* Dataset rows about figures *
## START
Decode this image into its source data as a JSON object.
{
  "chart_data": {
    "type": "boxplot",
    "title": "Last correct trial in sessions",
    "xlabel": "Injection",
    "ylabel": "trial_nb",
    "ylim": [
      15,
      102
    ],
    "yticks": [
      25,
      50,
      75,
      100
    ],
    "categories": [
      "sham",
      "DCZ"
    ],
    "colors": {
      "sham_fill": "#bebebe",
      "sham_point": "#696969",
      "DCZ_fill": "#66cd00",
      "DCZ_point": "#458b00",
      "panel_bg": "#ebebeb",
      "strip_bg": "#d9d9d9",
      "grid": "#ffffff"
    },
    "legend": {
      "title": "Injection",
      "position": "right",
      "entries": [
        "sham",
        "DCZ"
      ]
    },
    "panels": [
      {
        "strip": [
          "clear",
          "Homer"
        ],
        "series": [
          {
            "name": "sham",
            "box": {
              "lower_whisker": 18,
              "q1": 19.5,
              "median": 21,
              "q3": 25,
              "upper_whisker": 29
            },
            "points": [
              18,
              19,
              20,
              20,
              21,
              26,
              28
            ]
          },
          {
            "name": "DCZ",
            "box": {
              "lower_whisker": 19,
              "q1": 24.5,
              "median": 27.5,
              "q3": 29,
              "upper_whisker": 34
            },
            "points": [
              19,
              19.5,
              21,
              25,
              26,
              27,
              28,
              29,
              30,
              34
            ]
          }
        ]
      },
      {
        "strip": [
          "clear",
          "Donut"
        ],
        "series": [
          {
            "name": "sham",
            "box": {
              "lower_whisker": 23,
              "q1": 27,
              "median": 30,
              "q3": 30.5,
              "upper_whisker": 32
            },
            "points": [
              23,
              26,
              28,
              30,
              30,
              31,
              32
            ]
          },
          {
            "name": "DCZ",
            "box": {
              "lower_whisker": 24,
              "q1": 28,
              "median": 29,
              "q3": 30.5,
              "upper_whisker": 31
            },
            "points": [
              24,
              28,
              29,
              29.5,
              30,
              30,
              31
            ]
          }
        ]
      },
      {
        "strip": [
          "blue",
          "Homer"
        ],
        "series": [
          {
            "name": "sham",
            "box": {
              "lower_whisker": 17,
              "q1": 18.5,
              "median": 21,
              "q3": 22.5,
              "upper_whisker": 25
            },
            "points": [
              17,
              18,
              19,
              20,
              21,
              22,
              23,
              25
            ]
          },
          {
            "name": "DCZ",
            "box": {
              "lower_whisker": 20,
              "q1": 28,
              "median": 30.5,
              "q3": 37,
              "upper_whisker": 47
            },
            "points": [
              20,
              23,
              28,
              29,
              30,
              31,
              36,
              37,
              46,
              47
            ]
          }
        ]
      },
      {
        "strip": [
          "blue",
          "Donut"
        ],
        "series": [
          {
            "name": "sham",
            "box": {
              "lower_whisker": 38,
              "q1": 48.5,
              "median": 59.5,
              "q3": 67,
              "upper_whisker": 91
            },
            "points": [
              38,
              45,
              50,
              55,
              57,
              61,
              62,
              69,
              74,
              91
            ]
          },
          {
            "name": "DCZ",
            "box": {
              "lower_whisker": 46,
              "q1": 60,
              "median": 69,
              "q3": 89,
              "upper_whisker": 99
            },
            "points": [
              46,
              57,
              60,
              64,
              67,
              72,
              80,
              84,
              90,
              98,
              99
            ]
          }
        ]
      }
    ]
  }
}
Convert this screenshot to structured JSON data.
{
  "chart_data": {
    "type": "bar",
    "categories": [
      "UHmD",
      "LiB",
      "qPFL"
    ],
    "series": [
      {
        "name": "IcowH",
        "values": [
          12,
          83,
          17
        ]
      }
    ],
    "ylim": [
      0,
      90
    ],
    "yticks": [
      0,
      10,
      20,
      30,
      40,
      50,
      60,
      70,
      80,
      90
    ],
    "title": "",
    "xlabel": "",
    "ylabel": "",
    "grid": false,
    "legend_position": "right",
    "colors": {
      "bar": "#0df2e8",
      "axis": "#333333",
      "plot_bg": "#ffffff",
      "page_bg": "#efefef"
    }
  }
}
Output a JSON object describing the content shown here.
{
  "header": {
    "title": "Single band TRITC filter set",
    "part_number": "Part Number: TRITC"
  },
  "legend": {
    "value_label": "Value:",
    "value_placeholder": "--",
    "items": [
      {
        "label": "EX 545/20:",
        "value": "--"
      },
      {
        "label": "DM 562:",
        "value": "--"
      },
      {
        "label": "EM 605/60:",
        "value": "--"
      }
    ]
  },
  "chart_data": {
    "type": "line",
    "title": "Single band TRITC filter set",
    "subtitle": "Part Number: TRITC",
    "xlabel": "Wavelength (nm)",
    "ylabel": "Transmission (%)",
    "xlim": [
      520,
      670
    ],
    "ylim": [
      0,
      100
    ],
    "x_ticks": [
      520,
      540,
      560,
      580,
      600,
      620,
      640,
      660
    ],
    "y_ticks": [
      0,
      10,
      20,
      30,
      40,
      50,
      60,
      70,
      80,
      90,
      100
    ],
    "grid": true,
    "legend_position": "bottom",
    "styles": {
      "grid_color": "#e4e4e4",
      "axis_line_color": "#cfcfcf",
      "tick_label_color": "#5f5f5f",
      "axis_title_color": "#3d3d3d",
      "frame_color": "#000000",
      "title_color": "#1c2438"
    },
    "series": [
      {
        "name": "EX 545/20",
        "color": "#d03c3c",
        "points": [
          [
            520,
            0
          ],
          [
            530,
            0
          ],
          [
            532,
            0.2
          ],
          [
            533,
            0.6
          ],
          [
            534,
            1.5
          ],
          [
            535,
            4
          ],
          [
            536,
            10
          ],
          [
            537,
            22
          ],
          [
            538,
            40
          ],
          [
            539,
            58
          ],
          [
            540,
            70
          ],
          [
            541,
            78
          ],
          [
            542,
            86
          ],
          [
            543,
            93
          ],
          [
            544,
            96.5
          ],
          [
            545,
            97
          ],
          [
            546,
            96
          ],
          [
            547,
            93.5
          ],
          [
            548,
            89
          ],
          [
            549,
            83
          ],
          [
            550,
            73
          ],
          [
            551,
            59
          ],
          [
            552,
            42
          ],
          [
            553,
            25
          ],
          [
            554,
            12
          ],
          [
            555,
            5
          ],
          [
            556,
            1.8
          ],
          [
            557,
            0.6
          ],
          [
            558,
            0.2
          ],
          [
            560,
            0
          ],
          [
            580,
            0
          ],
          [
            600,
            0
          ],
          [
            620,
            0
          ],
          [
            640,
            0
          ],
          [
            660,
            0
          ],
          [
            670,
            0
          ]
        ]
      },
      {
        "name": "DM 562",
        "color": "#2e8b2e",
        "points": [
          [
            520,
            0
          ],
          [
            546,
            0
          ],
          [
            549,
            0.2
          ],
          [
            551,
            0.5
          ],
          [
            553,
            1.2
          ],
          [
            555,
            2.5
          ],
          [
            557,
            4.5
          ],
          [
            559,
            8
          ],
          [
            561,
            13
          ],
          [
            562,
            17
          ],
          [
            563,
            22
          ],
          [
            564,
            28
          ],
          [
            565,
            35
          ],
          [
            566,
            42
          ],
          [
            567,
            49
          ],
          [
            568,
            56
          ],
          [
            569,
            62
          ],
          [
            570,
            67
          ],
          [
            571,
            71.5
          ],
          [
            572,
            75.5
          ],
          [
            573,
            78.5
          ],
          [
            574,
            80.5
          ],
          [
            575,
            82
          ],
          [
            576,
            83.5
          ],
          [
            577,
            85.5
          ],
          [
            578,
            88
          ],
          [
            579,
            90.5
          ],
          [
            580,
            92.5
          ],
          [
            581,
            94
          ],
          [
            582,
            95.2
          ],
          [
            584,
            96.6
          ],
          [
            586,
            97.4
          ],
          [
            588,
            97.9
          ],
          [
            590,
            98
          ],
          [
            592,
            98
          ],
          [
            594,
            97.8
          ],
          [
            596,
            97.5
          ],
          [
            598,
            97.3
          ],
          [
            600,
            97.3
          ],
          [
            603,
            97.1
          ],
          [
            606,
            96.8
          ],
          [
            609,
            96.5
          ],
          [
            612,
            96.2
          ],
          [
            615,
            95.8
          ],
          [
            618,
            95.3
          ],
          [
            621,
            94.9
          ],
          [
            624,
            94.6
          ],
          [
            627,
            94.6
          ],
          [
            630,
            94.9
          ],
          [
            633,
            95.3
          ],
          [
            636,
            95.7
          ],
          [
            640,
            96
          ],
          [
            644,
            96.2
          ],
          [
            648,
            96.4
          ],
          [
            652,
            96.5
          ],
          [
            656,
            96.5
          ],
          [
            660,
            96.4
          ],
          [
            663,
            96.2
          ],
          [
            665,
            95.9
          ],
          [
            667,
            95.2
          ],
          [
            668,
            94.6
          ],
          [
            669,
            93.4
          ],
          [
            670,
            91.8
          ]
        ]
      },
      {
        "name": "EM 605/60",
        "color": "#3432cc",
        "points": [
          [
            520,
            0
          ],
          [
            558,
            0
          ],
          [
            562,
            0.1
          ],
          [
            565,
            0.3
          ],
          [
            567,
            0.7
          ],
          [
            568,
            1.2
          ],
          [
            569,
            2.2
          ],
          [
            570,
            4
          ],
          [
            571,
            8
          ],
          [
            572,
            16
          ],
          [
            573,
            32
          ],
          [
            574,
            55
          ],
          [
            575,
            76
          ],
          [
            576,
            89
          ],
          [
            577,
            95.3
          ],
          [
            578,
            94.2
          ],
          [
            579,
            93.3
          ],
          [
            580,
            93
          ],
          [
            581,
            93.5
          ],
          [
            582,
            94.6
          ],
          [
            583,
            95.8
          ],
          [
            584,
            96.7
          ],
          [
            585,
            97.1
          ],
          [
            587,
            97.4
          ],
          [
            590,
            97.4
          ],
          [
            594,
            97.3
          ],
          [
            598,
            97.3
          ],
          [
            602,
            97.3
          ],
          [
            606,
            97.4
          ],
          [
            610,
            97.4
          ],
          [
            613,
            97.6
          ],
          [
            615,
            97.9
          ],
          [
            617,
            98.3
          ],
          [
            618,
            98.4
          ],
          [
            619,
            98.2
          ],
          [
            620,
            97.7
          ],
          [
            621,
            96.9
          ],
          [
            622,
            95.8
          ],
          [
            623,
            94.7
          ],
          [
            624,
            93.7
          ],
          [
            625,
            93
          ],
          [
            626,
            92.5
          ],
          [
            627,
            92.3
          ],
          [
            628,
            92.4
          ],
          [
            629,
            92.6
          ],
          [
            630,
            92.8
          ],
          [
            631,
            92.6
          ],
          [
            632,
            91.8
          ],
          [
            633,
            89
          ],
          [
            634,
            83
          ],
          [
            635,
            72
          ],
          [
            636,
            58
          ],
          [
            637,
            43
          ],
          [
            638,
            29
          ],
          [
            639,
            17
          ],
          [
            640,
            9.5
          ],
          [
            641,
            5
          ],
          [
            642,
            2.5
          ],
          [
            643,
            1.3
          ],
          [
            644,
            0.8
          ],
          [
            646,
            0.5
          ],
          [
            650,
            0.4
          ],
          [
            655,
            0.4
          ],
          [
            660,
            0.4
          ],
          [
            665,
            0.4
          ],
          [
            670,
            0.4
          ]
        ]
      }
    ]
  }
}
## END
* WHAT THIS TASK INVOLVES *
Identify every line above with the string "Part" in it. Copy those lines.

* WRITTEN RESPONSE *
    "part_number": "Part Number: TRITC"
    "subtitle": "Part Number: TRITC",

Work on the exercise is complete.